▼
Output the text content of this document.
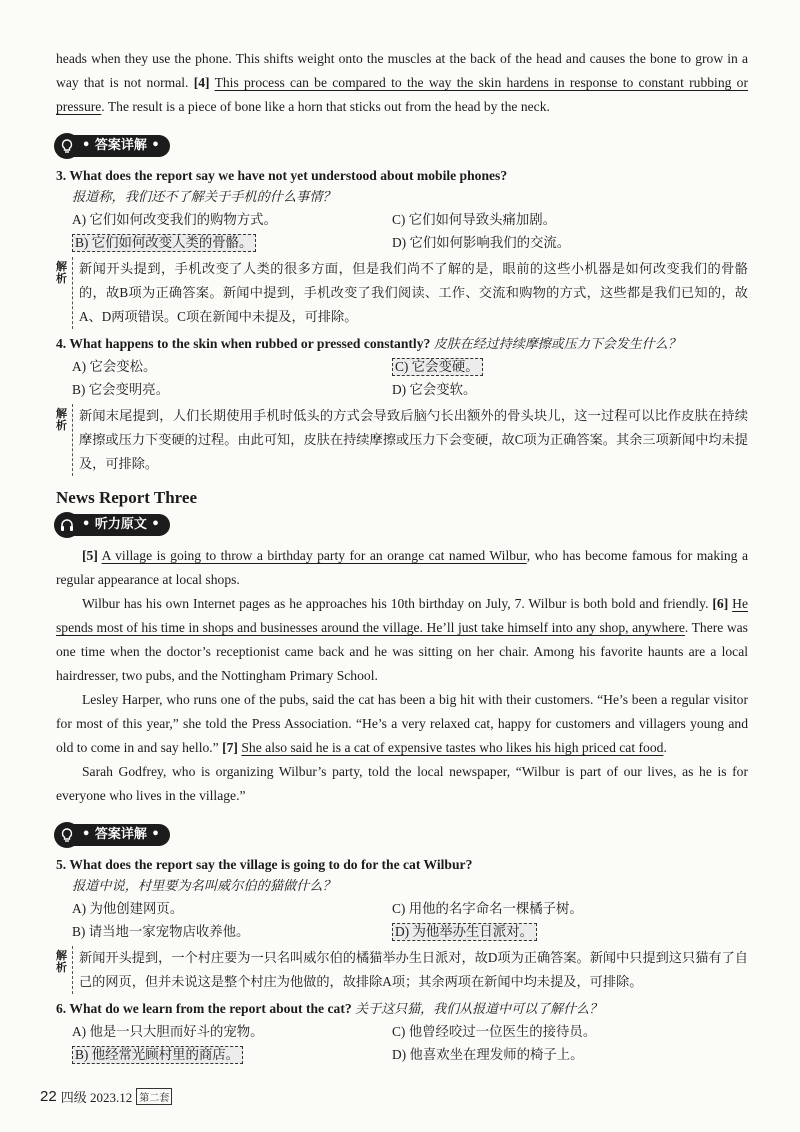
heads when they use the phone. This shifts weight onto the muscles at the back of the head and causes the bone to grow in a way that is not normal. [4] This process can be compared to the way the skin hardens in response to constant rubbing or pressure. The result is a piece of bone like a horn that sticks out from the head by the neck.

• 答案详解 •

3. What does the report say we have not yet understood about mobile phones?

报道称，我们还不了解关于手机的什么事情？

A) 它们如何改变我们的购物方式。	C) 它们如何导致头痛加剧。
B) 它们如何改变人类的骨骼。	D) 它们如何影响我们的交流。
解析
新闻开头提到，手机改变了人类的很多方面，但是我们尚不了解的是，眼前的这些小机器是如何改变我们的骨骼的，故B项为正确答案。新闻中提到，手机改变了我们阅读、工作、交流和购物的方式，这些都是我们已知的，故A、D两项错误。C项在新闻中未提及，可排除。

4. What happens to the skin when rubbed or pressed constantly? 皮肤在经过持续摩擦或压力下会发生什么？

A) 它会变松。	C) 它会变硬。
B) 它会变明亮。	D) 它会变软。
解析
新闻末尾提到，人们长期使用手机时低头的方式会导致后脑勺长出额外的骨头块儿，这一过程可以比作皮肤在持续摩擦或压力下变硬的过程。由此可知，皮肤在持续摩擦或压力下会变硬，故C项为正确答案。其余三项新闻中均未提及，可排除。
News Report Three
• 听力原文 •

[5] A village is going to throw a birthday party for an orange cat named Wilbur, who has become famous for making a regular appearance at local shops.

Wilbur has his own Internet pages as he approaches his 10th birthday on July, 7. Wilbur is both bold and friendly. [6] He spends most of his time in shops and businesses around the village. He’ll just take himself into any shop, anywhere. There was one time when the doctor’s receptionist came back and he was sitting on her chair. Among his favorite haunts are a local hairdresser, two pubs, and the Nottingham Primary School.

Lesley Harper, who runs one of the pubs, said the cat has been a big hit with their customers. “He’s been a regular visitor for most of this year,” she told the Press Association. “He’s a very relaxed cat, happy for customers and villagers young and old to come in and say hello.” [7] She also said he is a cat of expensive tastes who likes his high priced cat food.

Sarah Godfrey, who is organizing Wilbur’s party, told the local newspaper, “Wilbur is part of our lives, as he is for everyone who lives in the village.”

• 答案详解 •

5. What does the report say the village is going to do for the cat Wilbur?

报道中说，村里要为名叫威尔伯的猫做什么？

A) 为他创建网页。	C) 用他的名字命名一棵橘子树。
B) 请当地一家宠物店收养他。	D) 为他举办生日派对。
解析
新闻开头提到，一个村庄要为一只名叫威尔伯的橘猫举办生日派对，故D项为正确答案。新闻中只提到这只猫有了自己的网页，但并未说这是整个村庄为他做的，故排除A项；其余两项在新闻中均未提及，可排除。

6. What do we learn from the report about the cat? 关于这只猫，我们从报道中可以了解什么？

A) 他是一只大胆而好斗的宠物。	C) 他曾经咬过一位医生的接待员。
B) 他经常光顾村里的商店。	D) 他喜欢坐在理发师的椅子上。
22 四级 2023.12 第二套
▲
• **TASK DESCRIPTION**: Pictures in the records above are not copied; print everything else exactly.

• **RESPONSE TO THIS TASK**:
Output the text content of this document.
heads when they use the phone. This shifts weight onto the muscles at the back of the head and causes the bone to grow in a way that is not normal. [4] This process can be compared to the way the skin hardens in response to constant rubbing or pressure. The result is a piece of bone like a horn that sticks out from the head by the neck.

• 答案详解 •

3. What does the report say we have not yet understood about mobile phones?

报道称，我们还不了解关于手机的什么事情？

A) 它们如何改变我们的购物方式。	C) 它们如何导致头痛加剧。
B) 它们如何改变人类的骨骼。	D) 它们如何影响我们的交流。
解析
新闻开头提到，手机改变了人类的很多方面，但是我们尚不了解的是，眼前的这些小机器是如何改变我们的骨骼的，故B项为正确答案。新闻中提到，手机改变了我们阅读、工作、交流和购物的方式，这些都是我们已知的，故A、D两项错误。C项在新闻中未提及，可排除。

4. What happens to the skin when rubbed or pressed constantly? 皮肤在经过持续摩擦或压力下会发生什么？

A) 它会变松。	C) 它会变硬。
B) 它会变明亮。	D) 它会变软。
解析
新闻末尾提到，人们长期使用手机时低头的方式会导致后脑勺长出额外的骨头块儿，这一过程可以比作皮肤在持续摩擦或压力下变硬的过程。由此可知，皮肤在持续摩擦或压力下会变硬，故C项为正确答案。其余三项新闻中均未提及，可排除。
News Report Three
• 听力原文 •

[5] A village is going to throw a birthday party for an orange cat named Wilbur, who has become famous for making a regular appearance at local shops.

Wilbur has his own Internet pages as he approaches his 10th birthday on July, 7. Wilbur is both bold and friendly. [6] He spends most of his time in shops and businesses around the village. He’ll just take himself into any shop, anywhere. There was one time when the doctor’s receptionist came back and he was sitting on her chair. Among his favorite haunts are a local hairdresser, two pubs, and the Nottingham Primary School.

Lesley Harper, who runs one of the pubs, said the cat has been a big hit with their customers. “He’s been a regular visitor for most of this year,” she told the Press Association. “He’s a very relaxed cat, happy for customers and villagers young and old to come in and say hello.” [7] She also said he is a cat of expensive tastes who likes his high priced cat food.

Sarah Godfrey, who is organizing Wilbur’s party, told the local newspaper, “Wilbur is part of our lives, as he is for everyone who lives in the village.”

• 答案详解 •

5. What does the report say the village is going to do for the cat Wilbur?

报道中说，村里要为名叫威尔伯的猫做什么？

A) 为他创建网页。	C) 用他的名字命名一棵橘子树。
B) 请当地一家宠物店收养他。	D) 为他举办生日派对。
解析
新闻开头提到，一个村庄要为一只名叫威尔伯的橘猫举办生日派对，故D项为正确答案。新闻中只提到这只猫有了自己的网页，但并未说这是整个村庄为他做的，故排除A项；其余两项在新闻中均未提及，可排除。

6. What do we learn from the report about the cat? 关于这只猫，我们从报道中可以了解什么？

A) 他是一只大胆而好斗的宠物。	C) 他曾经咬过一位医生的接待员。
B) 他经常光顾村里的商店。	D) 他喜欢坐在理发师的椅子上。
22 四级 2023.12 第二套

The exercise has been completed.